--- start of Dataset excerpts ---

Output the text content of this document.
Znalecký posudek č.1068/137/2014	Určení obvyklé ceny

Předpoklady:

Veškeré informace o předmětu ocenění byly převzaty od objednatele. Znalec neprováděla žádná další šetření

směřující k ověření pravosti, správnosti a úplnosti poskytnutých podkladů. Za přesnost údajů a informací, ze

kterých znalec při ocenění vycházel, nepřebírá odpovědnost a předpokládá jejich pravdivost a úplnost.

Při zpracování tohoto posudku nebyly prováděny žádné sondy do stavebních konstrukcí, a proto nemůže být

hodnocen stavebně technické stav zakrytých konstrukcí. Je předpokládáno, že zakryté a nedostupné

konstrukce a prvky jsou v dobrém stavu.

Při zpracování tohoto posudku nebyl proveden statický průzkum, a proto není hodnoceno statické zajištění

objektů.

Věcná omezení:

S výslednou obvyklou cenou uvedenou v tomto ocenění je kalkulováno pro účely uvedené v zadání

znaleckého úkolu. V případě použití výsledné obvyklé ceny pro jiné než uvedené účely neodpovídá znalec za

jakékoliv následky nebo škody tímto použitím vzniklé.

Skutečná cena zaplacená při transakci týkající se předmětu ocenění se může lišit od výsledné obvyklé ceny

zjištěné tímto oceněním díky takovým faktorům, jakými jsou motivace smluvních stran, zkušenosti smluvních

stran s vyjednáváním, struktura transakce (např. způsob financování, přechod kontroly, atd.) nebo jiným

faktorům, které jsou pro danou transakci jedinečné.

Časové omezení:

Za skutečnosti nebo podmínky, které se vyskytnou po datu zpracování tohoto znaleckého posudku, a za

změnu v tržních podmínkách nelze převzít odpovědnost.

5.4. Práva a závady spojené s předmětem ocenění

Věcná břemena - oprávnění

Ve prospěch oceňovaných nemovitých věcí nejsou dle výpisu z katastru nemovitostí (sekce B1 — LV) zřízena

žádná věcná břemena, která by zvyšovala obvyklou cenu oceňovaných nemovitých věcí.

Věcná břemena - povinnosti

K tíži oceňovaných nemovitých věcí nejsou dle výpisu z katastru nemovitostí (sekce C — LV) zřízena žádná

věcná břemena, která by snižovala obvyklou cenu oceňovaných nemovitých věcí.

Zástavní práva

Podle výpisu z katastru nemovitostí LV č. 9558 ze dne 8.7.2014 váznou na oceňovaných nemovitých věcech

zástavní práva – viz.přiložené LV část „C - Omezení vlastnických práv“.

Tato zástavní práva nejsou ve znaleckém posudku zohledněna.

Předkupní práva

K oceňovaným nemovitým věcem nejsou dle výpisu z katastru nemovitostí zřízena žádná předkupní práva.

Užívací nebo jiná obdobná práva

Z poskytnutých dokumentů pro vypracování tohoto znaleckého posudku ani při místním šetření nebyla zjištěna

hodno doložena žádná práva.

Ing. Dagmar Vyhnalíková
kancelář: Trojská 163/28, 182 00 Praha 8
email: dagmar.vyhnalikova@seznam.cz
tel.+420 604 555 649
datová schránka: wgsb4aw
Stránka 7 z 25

--- end of Dataset excerpts ---

In how many lines does the word "obvyklou" appear? Respond with the number alone.

3